- [YOUR TASK]: Locate each line holding the string "Backup" and copy it.

- [DATASET ROWS]:
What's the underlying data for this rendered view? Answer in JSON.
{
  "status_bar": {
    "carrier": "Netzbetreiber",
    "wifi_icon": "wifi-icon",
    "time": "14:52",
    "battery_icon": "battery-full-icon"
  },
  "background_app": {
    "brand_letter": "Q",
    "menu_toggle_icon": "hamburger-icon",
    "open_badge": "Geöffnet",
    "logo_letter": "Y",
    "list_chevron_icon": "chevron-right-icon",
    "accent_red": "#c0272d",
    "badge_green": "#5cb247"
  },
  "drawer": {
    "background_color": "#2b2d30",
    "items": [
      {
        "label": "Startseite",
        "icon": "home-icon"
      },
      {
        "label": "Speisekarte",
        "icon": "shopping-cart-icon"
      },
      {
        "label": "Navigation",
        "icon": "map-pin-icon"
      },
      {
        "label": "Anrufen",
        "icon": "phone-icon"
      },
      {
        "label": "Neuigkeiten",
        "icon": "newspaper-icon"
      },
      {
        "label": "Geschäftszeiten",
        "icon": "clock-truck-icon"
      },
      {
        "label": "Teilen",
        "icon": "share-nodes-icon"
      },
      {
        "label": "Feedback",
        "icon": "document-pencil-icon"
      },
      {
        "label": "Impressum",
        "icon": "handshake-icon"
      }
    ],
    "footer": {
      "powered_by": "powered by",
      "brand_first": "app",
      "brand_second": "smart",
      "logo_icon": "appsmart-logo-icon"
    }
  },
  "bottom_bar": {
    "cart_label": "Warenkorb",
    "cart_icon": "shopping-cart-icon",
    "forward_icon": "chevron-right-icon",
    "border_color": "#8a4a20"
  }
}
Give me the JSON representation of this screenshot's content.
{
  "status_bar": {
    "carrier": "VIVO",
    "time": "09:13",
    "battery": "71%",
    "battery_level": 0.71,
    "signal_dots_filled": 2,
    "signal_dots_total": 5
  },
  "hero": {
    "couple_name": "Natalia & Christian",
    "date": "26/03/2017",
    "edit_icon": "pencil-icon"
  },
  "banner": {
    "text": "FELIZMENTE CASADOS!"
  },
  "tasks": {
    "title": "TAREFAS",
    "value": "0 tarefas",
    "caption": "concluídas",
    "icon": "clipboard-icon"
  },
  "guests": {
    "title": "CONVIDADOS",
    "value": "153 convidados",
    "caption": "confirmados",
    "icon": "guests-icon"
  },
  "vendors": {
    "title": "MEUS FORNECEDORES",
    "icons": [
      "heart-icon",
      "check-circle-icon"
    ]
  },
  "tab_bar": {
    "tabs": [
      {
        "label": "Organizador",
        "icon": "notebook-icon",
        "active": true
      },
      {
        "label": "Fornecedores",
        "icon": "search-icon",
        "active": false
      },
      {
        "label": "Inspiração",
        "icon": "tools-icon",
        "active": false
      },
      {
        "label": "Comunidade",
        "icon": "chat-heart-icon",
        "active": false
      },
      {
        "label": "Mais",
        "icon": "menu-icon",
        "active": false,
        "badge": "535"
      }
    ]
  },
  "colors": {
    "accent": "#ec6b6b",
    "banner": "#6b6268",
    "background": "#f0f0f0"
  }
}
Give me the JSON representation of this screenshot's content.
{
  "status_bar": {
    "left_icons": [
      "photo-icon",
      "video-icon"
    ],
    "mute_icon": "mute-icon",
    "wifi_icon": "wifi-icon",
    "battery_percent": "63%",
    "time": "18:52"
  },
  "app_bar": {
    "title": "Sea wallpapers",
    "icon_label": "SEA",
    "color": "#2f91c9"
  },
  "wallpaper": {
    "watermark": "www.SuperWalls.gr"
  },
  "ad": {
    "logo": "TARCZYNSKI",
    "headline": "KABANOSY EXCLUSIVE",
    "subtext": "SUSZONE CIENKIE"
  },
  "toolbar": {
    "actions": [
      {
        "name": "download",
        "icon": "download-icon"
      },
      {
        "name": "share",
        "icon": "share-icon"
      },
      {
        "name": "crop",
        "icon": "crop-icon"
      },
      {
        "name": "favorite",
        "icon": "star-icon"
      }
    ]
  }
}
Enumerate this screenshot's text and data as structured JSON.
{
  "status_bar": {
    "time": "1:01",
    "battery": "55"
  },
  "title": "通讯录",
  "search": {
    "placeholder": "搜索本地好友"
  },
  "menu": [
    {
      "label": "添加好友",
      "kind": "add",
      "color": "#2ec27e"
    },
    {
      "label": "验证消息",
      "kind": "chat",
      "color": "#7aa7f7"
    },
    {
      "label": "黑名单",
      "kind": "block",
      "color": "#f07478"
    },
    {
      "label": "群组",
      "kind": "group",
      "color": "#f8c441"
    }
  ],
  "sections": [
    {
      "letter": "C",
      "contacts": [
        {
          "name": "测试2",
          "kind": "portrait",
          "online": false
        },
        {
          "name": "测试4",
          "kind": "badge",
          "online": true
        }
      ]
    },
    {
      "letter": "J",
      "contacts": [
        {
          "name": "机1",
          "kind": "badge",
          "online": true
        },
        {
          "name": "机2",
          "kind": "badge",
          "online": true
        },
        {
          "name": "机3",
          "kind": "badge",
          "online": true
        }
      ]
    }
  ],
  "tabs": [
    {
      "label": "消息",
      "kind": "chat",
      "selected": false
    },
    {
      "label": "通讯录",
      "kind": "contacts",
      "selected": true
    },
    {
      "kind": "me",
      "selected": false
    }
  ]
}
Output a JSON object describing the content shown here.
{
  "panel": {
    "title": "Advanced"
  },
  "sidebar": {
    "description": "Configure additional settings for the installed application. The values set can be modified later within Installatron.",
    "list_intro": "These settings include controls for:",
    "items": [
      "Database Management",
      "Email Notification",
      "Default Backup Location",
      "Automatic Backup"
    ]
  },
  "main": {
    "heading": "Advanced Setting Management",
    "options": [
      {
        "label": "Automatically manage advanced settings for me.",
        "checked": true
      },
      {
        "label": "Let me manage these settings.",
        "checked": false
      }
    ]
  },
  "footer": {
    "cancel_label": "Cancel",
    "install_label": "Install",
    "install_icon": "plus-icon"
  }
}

- [EXPECTED ANSWER]:
      "Default Backup Location",
      "Automatic Backup"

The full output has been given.